((
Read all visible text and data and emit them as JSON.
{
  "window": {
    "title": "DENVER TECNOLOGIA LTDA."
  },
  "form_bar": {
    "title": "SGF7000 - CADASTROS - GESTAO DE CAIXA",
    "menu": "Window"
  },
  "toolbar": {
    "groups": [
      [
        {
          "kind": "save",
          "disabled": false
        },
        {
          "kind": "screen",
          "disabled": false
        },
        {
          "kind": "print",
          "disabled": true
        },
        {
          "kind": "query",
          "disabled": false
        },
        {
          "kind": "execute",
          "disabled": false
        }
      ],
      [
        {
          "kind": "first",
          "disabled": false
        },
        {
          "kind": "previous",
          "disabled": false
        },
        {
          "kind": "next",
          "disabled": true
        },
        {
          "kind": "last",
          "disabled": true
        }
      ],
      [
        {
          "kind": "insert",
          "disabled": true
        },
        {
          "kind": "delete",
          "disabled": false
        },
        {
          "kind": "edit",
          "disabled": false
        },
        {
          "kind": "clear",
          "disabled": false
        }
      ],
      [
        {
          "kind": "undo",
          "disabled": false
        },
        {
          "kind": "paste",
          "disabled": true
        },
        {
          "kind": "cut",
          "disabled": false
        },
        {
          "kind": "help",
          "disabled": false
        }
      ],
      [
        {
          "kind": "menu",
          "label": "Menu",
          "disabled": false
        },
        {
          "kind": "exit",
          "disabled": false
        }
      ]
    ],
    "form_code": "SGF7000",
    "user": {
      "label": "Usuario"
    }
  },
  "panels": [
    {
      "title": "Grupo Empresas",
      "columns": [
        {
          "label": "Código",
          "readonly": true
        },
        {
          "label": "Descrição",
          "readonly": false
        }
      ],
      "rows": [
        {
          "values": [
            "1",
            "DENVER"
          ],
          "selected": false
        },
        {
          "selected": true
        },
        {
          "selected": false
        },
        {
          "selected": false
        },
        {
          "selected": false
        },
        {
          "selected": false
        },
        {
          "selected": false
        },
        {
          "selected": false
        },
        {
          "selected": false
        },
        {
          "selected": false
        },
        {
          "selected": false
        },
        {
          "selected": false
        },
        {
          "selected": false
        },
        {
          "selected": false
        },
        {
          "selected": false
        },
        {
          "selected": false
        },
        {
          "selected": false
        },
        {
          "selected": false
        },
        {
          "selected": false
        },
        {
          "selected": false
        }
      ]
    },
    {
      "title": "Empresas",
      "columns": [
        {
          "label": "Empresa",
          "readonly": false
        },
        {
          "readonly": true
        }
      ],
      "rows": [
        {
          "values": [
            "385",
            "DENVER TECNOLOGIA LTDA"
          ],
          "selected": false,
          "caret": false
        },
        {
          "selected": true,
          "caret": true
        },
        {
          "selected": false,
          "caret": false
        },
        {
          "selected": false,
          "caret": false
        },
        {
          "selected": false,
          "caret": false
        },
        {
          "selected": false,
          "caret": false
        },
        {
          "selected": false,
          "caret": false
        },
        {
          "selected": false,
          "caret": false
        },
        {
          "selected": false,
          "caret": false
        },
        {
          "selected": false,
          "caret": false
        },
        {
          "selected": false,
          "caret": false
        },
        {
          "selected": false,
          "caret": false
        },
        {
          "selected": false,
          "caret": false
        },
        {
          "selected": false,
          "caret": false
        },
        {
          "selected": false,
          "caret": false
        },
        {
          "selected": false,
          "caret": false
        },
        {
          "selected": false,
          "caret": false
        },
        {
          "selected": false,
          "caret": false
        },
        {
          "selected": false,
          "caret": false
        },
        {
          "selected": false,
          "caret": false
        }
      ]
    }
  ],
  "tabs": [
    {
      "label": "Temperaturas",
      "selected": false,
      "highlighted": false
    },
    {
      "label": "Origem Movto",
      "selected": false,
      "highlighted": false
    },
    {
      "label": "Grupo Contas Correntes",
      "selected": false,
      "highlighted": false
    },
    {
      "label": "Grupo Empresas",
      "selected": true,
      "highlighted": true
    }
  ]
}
))
### [EXERCISE TASK]
Write out the listing once more, matching it exactly.

### [CORRECT ANSWER]
Read all visible text and data and emit them as JSON.
{
  "window": {
    "title": "DENVER TECNOLOGIA LTDA."
  },
  "form_bar": {
    "title": "SGF7000 - CADASTROS - GESTAO DE CAIXA",
    "menu": "Window"
  },
  "toolbar": {
    "groups": [
      [
        {
          "kind": "save",
          "disabled": false
        },
        {
          "kind": "screen",
          "disabled": false
        },
        {
          "kind": "print",
          "disabled": true
        },
        {
          "kind": "query",
          "disabled": false
        },
        {
          "kind": "execute",
          "disabled": false
        }
      ],
      [
        {
          "kind": "first",
          "disabled": false
        },
        {
          "kind": "previous",
          "disabled": false
        },
        {
          "kind": "next",
          "disabled": true
        },
        {
          "kind": "last",
          "disabled": true
        }
      ],
      [
        {
          "kind": "insert",
          "disabled": true
        },
        {
          "kind": "delete",
          "disabled": false
        },
        {
          "kind": "edit",
          "disabled": false
        },
        {
          "kind": "clear",
          "disabled": false
        }
      ],
      [
        {
          "kind": "undo",
          "disabled": false
        },
        {
          "kind": "paste",
          "disabled": true
        },
        {
          "kind": "cut",
          "disabled": false
        },
        {
          "kind": "help",
          "disabled": false
        }
      ],
      [
        {
          "kind": "menu",
          "label": "Menu",
          "disabled": false
        },
        {
          "kind": "exit",
          "disabled": false
        }
      ]
    ],
    "form_code": "SGF7000",
    "user": {
      "label": "Usuario"
    }
  },
  "panels": [
    {
      "title": "Grupo Empresas",
      "columns": [
        {
          "label": "Código",
          "readonly": true
        },
        {
          "label": "Descrição",
          "readonly": false
        }
      ],
      "rows": [
        {
          "values": [
            "1",
            "DENVER"
          ],
          "selected": false
        },
        {
          "selected": true
        },
        {
          "selected": false
        },
        {
          "selected": false
        },
        {
          "selected": false
        },
        {
          "selected": false
        },
        {
          "selected": false
        },
        {
          "selected": false
        },
        {
          "selected": false
        },
        {
          "selected": false
        },
        {
          "selected": false
        },
        {
          "selected": false
        },
        {
          "selected": false
        },
        {
          "selected": false
        },
        {
          "selected": false
        },
        {
          "selected": false
        },
        {
          "selected": false
        },
        {
          "selected": false
        },
        {
          "selected": false
        },
        {
          "selected": false
        }
      ]
    },
    {
      "title": "Empresas",
      "columns": [
        {
          "label": "Empresa",
          "readonly": false
        },
        {
          "readonly": true
        }
      ],
      "rows": [
        {
          "values": [
            "385",
            "DENVER TECNOLOGIA LTDA"
          ],
          "selected": false,
          "caret": false
        },
        {
          "selected": true,
          "caret": true
        },
        {
          "selected": false,
          "caret": false
        },
        {
          "selected": false,
          "caret": false
        },
        {
          "selected": false,
          "caret": false
        },
        {
          "selected": false,
          "caret": false
        },
        {
          "selected": false,
          "caret": false
        },
        {
          "selected": false,
          "caret": false
        },
        {
          "selected": false,
          "caret": false
        },
        {
          "selected": false,
          "caret": false
        },
        {
          "selected": false,
          "caret": false
        },
        {
          "selected": false,
          "caret": false
        },
        {
          "selected": false,
          "caret": false
        },
        {
          "selected": false,
          "caret": false
        },
        {
          "selected": false,
          "caret": false
        },
        {
          "selected": false,
          "caret": false
        },
        {
          "selected": false,
          "caret": false
        },
        {
          "selected": false,
          "caret": false
        },
        {
          "selected": false,
          "caret": false
        },
        {
          "selected": false,
          "caret": false
        }
      ]
    }
  ],
  "tabs": [
    {
      "label": "Temperaturas",
      "selected": false,
      "highlighted": false
    },
    {
      "label": "Origem Movto",
      "selected": false,
      "highlighted": false
    },
    {
      "label": "Grupo Contas Correntes",
      "selected": false,
      "highlighted": false
    },
    {
      "label": "Grupo Empresas",
      "selected": true,
      "highlighted": true
    }
  ]
}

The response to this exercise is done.